Listed entries:
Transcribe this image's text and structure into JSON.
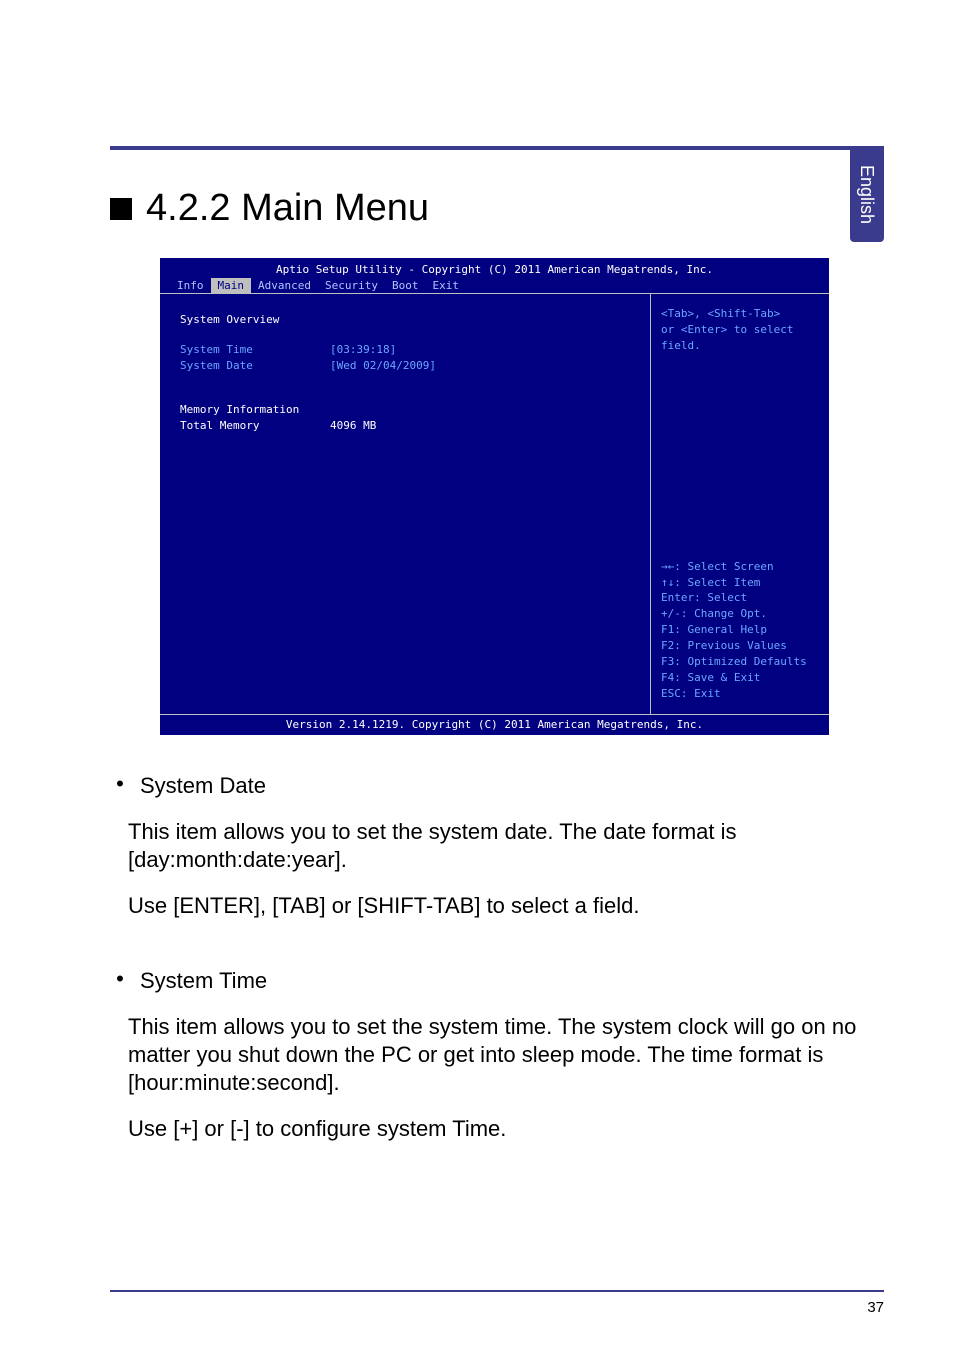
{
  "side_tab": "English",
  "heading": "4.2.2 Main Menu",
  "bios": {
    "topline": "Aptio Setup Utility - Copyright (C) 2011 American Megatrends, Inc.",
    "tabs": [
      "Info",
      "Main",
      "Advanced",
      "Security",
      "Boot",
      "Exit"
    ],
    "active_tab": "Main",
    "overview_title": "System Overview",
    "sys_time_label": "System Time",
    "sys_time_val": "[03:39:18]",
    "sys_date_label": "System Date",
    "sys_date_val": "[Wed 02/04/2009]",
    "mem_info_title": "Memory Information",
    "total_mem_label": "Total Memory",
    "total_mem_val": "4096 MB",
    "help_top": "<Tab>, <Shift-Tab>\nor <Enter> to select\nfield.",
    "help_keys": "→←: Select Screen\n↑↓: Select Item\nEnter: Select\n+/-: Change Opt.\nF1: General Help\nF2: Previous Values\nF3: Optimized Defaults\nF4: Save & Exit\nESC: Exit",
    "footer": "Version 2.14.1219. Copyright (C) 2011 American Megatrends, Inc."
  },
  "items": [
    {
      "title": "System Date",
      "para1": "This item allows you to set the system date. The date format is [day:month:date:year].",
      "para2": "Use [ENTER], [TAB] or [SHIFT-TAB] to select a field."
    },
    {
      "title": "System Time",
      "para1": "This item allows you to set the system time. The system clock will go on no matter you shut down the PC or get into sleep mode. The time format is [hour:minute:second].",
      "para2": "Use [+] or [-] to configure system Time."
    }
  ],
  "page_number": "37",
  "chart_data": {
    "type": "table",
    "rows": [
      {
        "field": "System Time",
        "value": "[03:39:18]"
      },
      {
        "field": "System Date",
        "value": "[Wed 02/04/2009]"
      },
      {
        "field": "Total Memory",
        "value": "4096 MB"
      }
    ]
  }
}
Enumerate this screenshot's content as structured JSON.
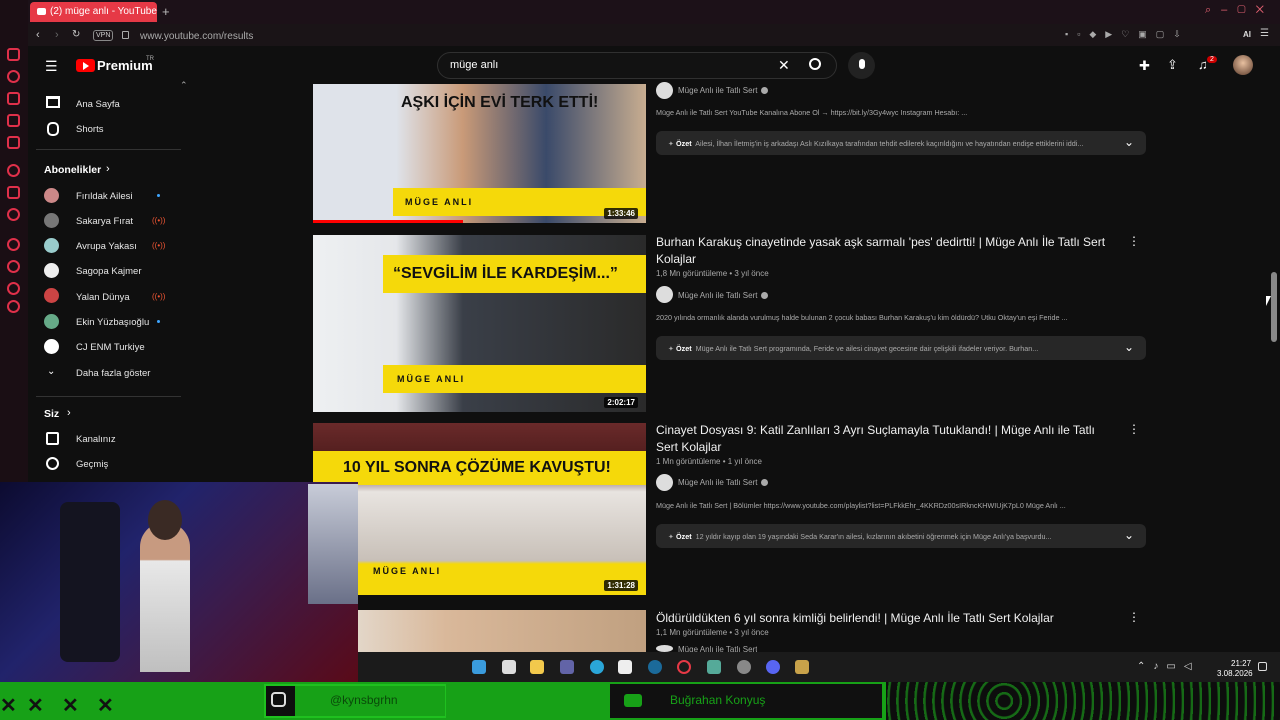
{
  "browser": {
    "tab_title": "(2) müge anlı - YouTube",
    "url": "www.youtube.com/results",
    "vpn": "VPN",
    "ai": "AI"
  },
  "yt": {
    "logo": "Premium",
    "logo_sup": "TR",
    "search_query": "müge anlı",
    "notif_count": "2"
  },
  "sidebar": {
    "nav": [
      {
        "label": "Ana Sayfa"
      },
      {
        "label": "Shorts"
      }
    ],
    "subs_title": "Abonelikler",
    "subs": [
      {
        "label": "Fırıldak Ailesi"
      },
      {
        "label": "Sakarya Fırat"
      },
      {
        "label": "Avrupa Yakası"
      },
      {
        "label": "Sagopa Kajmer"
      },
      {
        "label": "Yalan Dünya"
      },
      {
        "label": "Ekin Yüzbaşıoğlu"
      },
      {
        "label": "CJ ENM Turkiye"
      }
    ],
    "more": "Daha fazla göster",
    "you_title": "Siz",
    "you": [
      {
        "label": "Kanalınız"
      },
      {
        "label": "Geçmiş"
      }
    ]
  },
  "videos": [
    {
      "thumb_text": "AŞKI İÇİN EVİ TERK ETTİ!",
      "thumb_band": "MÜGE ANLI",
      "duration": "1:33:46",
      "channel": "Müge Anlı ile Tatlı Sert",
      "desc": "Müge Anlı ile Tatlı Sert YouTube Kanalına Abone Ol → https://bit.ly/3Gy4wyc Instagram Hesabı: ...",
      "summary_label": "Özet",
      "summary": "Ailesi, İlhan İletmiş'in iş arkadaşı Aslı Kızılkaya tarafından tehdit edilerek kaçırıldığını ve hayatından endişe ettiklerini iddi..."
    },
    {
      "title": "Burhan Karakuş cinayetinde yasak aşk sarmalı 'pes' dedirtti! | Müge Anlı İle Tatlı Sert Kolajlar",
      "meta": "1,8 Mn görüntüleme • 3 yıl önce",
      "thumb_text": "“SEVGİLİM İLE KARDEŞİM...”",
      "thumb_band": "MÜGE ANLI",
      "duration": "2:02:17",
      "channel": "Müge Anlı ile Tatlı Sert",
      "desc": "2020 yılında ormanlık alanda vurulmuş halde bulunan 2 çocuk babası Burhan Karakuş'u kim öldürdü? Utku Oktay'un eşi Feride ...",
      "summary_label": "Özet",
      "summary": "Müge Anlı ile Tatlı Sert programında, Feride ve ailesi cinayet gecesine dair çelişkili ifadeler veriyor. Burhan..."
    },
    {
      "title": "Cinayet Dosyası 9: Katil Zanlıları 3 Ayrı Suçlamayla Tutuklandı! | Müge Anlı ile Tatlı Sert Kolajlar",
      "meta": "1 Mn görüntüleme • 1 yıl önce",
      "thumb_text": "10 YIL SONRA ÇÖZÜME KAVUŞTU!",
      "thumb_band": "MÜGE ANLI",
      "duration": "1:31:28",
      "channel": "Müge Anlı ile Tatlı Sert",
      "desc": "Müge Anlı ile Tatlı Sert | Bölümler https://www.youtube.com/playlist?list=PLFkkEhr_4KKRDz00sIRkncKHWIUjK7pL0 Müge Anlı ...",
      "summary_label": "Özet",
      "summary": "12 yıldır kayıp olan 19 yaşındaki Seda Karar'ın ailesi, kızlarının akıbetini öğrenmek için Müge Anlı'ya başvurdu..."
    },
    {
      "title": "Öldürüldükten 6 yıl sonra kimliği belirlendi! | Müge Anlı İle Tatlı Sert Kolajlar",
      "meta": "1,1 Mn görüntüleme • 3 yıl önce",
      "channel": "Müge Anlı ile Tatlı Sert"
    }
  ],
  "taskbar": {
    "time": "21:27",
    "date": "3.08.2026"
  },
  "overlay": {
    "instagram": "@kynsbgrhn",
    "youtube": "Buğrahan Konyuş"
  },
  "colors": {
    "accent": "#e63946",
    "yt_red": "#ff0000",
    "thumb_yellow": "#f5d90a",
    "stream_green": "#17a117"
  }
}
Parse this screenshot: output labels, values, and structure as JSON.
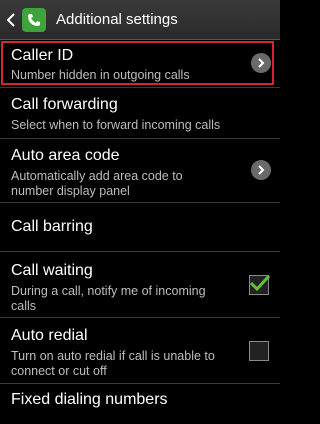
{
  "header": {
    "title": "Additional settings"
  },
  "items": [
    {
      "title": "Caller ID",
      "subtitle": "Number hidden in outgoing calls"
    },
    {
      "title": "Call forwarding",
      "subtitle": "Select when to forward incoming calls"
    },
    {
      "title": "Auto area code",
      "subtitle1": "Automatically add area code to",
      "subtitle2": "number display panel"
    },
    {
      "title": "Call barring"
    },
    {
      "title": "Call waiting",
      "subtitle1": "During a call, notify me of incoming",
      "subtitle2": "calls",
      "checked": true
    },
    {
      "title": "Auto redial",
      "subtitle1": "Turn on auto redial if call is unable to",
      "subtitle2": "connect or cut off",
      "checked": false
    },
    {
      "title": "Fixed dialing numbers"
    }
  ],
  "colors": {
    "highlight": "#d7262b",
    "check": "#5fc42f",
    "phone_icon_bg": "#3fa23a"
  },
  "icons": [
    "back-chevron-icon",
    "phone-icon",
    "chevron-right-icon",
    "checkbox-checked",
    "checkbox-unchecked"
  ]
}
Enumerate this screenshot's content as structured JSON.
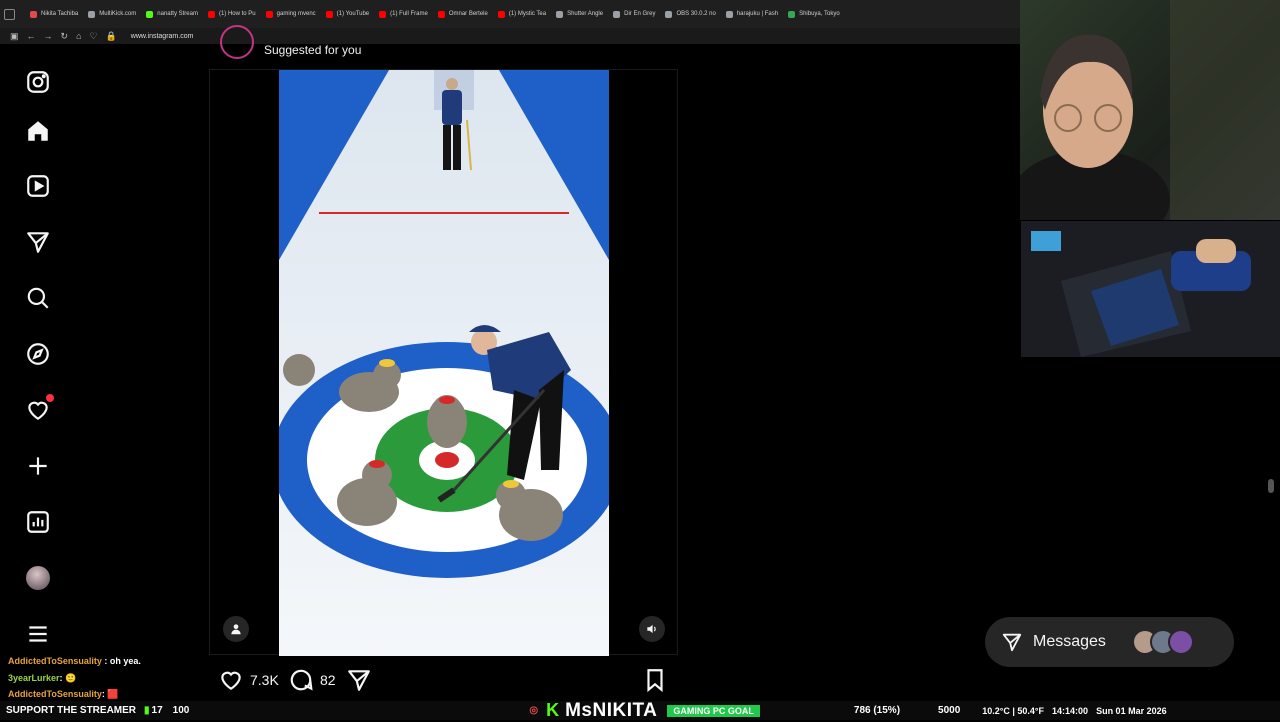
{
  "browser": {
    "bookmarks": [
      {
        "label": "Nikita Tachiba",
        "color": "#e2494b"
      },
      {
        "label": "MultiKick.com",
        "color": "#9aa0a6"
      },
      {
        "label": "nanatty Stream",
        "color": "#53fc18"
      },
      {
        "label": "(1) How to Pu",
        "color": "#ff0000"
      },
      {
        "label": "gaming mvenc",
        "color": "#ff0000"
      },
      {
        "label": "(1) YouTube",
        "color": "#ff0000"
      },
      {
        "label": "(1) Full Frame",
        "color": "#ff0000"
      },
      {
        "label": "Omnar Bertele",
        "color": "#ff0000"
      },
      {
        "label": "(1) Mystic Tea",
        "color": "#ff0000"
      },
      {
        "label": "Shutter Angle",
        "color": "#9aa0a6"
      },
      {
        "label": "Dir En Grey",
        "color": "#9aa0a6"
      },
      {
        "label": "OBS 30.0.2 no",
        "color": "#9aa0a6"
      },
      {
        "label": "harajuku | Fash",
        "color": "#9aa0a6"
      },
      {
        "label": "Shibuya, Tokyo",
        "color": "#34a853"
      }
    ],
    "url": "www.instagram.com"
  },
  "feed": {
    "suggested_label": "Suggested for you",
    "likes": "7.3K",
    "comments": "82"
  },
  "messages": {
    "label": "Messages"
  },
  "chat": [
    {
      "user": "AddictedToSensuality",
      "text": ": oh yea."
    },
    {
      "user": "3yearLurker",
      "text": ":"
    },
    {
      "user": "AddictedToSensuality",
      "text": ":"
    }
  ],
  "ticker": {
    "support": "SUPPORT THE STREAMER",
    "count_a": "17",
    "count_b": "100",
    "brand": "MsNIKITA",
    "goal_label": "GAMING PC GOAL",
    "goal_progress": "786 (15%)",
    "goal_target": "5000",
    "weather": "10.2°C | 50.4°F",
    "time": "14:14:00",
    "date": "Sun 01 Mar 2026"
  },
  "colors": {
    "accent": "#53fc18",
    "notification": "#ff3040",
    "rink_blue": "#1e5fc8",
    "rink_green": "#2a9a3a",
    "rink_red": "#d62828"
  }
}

What you need to do:
Show the lines of the records that include the string "Burhan".

Solution to the problem:
      "title": "Burhan Karakuş cinayetinde yasak aşk sarmalı 'pes' dedirtti! | Müge Anlı İle Tatlı Sert Kolajlar",
      "desc": "2020 yılında ormanlık alanda vurulmuş halde bulunan 2 çocuk babası Burhan Karakuş'u kim öldürdü? Utku Oktay'un eşi Feride ...",
      "summary": "Müge Anlı ile Tatlı Sert programında, Feride ve ailesi cinayet gecesine dair çelişkili ifadeler veriyor. Burhan..."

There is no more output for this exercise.